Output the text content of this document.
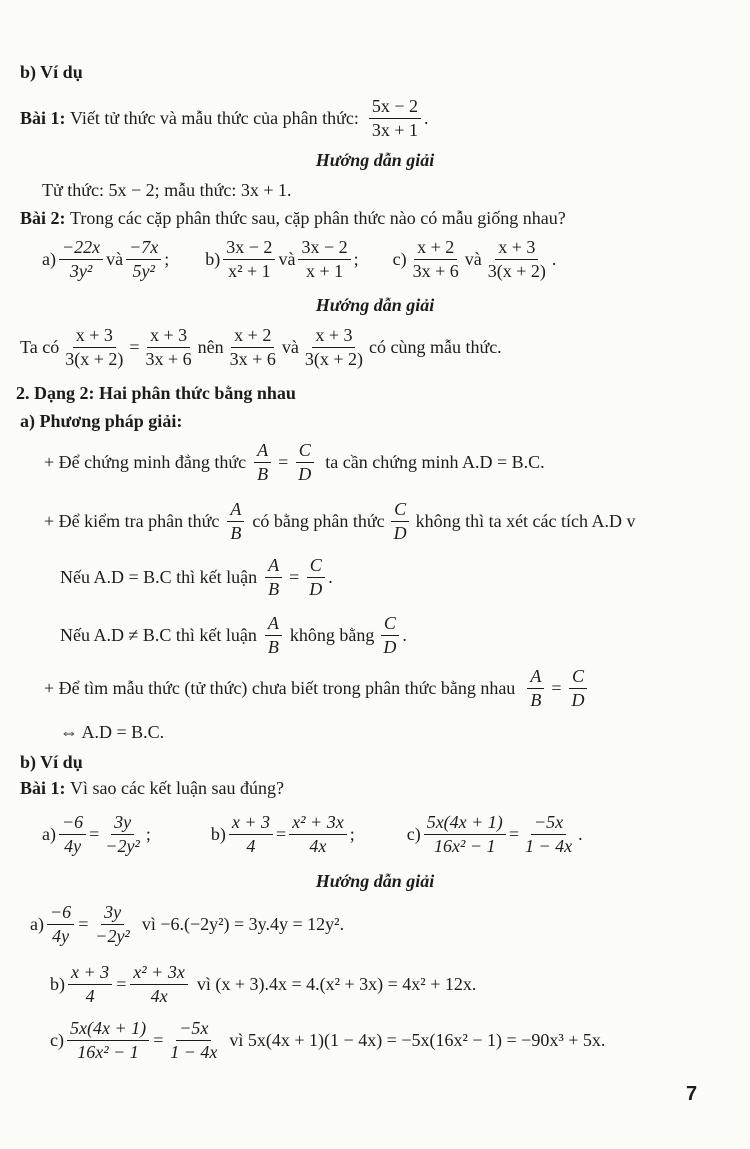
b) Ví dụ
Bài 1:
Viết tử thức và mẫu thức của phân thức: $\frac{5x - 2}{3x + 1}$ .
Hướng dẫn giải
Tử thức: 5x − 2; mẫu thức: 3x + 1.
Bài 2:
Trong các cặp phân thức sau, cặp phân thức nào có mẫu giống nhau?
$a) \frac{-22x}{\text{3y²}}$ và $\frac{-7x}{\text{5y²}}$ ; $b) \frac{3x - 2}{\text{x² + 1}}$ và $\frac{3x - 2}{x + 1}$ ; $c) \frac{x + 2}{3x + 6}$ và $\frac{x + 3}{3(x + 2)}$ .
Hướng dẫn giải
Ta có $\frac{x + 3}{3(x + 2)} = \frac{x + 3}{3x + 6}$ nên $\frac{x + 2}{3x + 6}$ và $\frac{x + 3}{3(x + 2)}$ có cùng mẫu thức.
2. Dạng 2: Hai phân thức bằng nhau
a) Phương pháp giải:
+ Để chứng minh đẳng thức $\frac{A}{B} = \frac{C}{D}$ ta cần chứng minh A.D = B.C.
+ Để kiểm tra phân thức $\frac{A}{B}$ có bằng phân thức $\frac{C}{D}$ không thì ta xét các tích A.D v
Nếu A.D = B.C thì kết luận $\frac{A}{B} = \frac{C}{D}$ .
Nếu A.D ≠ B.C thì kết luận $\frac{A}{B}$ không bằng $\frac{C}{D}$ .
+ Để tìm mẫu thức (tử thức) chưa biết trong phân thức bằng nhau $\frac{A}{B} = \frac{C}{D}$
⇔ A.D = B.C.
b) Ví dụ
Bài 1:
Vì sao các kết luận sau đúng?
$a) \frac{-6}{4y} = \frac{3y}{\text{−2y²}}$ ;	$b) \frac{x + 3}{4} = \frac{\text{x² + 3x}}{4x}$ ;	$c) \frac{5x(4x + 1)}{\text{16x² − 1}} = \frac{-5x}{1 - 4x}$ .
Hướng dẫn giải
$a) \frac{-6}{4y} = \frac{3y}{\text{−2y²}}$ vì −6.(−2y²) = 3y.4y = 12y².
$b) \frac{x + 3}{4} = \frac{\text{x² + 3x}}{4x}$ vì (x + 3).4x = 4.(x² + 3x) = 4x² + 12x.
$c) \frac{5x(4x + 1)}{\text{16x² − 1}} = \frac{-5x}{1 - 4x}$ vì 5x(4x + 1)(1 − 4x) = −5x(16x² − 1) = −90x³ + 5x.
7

----------------------------------------

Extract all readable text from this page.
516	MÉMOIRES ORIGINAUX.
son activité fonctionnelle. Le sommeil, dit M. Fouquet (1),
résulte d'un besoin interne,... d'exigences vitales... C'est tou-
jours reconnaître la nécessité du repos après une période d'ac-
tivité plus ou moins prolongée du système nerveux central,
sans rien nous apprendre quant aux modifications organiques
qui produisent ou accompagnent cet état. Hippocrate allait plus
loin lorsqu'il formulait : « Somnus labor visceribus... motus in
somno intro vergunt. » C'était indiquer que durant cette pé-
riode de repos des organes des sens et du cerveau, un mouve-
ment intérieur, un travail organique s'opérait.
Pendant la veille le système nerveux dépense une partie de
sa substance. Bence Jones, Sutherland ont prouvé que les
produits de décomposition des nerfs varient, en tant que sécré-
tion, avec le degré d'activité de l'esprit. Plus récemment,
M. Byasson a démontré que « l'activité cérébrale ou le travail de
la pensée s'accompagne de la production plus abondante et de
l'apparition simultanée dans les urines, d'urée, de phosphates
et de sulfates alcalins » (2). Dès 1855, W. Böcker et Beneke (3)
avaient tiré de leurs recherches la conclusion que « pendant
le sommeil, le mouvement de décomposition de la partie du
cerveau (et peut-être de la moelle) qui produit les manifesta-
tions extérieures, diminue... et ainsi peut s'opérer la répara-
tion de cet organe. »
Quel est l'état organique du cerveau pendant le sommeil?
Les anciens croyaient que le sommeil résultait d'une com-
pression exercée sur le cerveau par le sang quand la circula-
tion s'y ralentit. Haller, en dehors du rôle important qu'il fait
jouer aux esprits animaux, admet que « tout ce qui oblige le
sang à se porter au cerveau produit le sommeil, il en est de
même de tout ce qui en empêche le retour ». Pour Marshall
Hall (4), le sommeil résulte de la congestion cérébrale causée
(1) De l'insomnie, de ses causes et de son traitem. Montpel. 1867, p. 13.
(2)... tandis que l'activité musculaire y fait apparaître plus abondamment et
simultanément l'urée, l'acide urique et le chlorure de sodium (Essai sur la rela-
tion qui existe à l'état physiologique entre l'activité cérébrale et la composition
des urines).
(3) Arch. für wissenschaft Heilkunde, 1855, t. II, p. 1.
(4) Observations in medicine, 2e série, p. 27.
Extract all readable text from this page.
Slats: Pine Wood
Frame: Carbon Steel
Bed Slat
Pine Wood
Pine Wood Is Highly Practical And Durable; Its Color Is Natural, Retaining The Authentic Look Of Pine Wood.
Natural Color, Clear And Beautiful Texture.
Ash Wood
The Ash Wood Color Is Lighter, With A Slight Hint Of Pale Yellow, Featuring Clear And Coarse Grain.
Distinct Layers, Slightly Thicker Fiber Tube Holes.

----------------------------------------

TO BE DONE => Find each line holding the word "luận" and copy it.

EXERCISE RESPONSE =>
Nếu A.D = B.C thì kết luận $\frac{A}{B} = \frac{C}{D}$ .
Nếu A.D ≠ B.C thì kết luận $\frac{A}{B}$ không bằng $\frac{C}{D}$ .
Vì sao các kết luận sau đúng?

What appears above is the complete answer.